• Aim of the task: Repeat the data that follows, word for word, without the images.

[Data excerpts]
━━━━━━━━

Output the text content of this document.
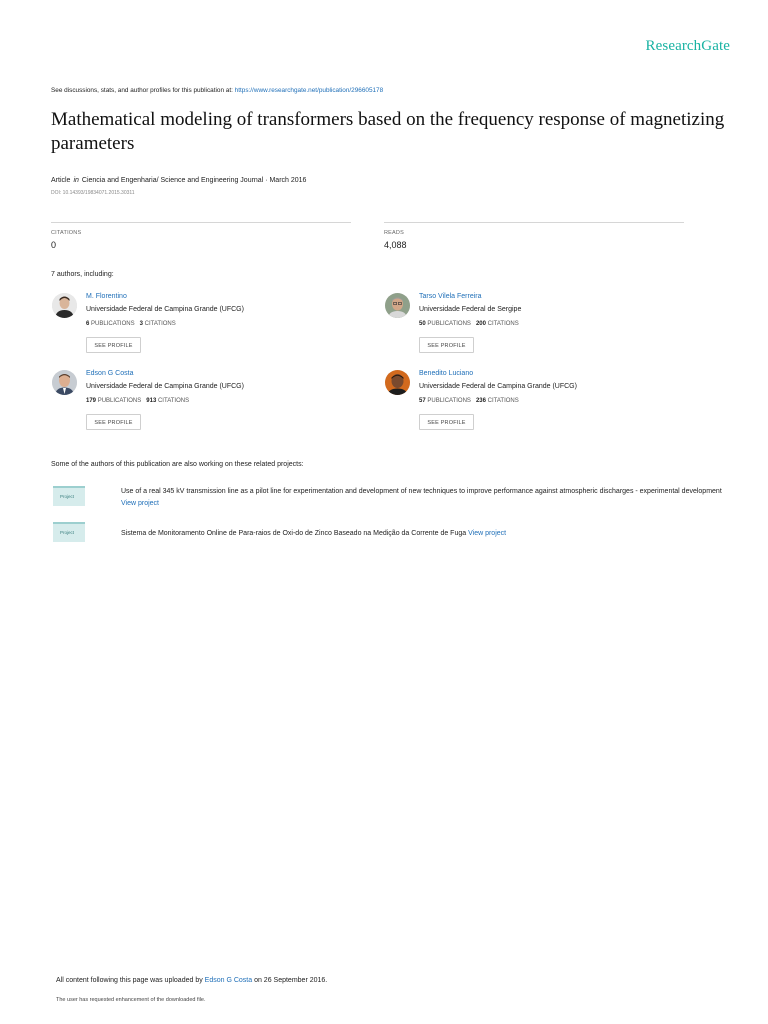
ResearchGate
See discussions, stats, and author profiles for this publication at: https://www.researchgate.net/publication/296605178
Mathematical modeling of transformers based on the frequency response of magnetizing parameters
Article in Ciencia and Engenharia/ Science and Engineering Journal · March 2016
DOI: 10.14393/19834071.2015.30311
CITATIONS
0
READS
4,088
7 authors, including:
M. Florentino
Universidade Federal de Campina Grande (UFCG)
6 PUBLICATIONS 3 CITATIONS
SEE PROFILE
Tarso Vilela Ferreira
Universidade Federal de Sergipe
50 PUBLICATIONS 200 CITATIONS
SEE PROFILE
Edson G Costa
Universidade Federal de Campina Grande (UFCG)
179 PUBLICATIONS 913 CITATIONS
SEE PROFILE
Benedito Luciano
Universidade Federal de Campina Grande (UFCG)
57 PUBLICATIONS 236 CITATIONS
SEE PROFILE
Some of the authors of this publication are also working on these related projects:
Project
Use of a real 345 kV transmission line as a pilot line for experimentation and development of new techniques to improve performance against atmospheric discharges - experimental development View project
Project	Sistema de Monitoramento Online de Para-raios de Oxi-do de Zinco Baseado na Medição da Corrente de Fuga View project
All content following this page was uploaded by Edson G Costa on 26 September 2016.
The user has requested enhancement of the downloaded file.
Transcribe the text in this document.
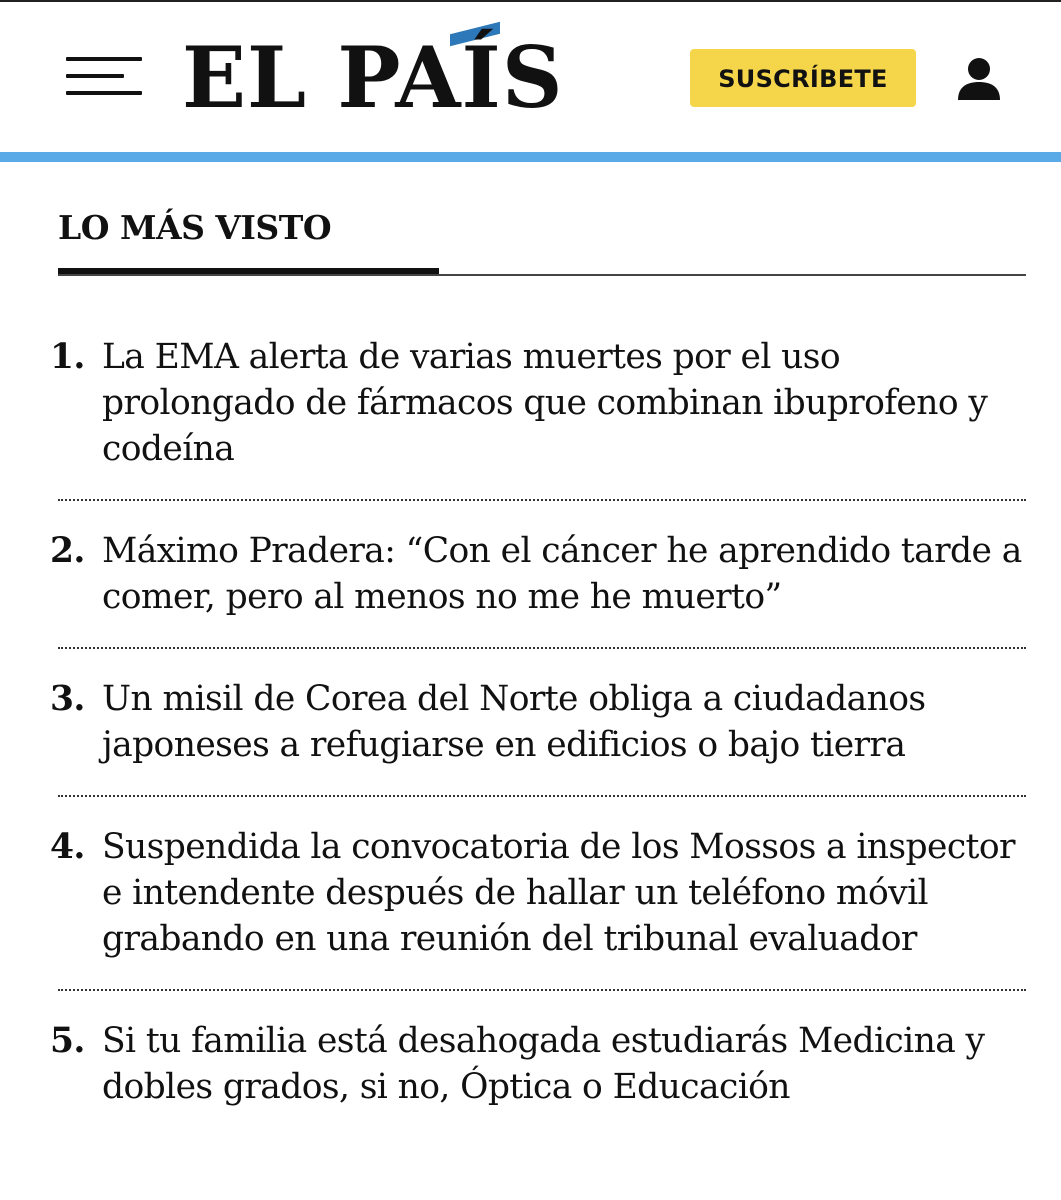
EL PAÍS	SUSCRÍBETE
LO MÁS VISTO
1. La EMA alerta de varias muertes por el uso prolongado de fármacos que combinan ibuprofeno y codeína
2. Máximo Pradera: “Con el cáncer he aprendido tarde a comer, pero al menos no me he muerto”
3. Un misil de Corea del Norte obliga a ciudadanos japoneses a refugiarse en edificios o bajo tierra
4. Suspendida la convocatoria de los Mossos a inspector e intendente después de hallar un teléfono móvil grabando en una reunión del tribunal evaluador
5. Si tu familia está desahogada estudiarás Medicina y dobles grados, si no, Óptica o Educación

━━━━━━━━

• Exercise solution:
Output the text content of this document.
ResearchGate
See discussions, stats, and author profiles for this publication at: https://www.researchgate.net/publication/296605178
Mathematical modeling of transformers based on the frequency response of magnetizing parameters
Article in Ciencia and Engenharia/ Science and Engineering Journal · March 2016
DOI: 10.14393/19834071.2015.30311
CITATIONS
0
READS
4,088
7 authors, including:
M. Florentino
Universidade Federal de Campina Grande (UFCG)
6 PUBLICATIONS 3 CITATIONS
SEE PROFILE
Tarso Vilela Ferreira
Universidade Federal de Sergipe
50 PUBLICATIONS 200 CITATIONS
SEE PROFILE
Edson G Costa
Universidade Federal de Campina Grande (UFCG)
179 PUBLICATIONS 913 CITATIONS
SEE PROFILE
Benedito Luciano
Universidade Federal de Campina Grande (UFCG)
57 PUBLICATIONS 236 CITATIONS
SEE PROFILE
Some of the authors of this publication are also working on these related projects:
Project
Use of a real 345 kV transmission line as a pilot line for experimentation and development of new techniques to improve performance against atmospheric discharges - experimental development View project
Project	Sistema de Monitoramento Online de Para-raios de Oxi-do de Zinco Baseado na Medição da Corrente de Fuga View project
All content following this page was uploaded by Edson G Costa on 26 September 2016.
The user has requested enhancement of the downloaded file.
Transcribe the text in this document.
EL PAÍS	SUSCRÍBETE
LO MÁS VISTO
1. La EMA alerta de varias muertes por el uso prolongado de fármacos que combinan ibuprofeno y codeína
2. Máximo Pradera: “Con el cáncer he aprendido tarde a comer, pero al menos no me he muerto”
3. Un misil de Corea del Norte obliga a ciudadanos japoneses a refugiarse en edificios o bajo tierra
4. Suspendida la convocatoria de los Mossos a inspector e intendente después de hallar un teléfono móvil grabando en una reunión del tribunal evaluador
5. Si tu familia está desahogada estudiarás Medicina y dobles grados, si no, Óptica o Educación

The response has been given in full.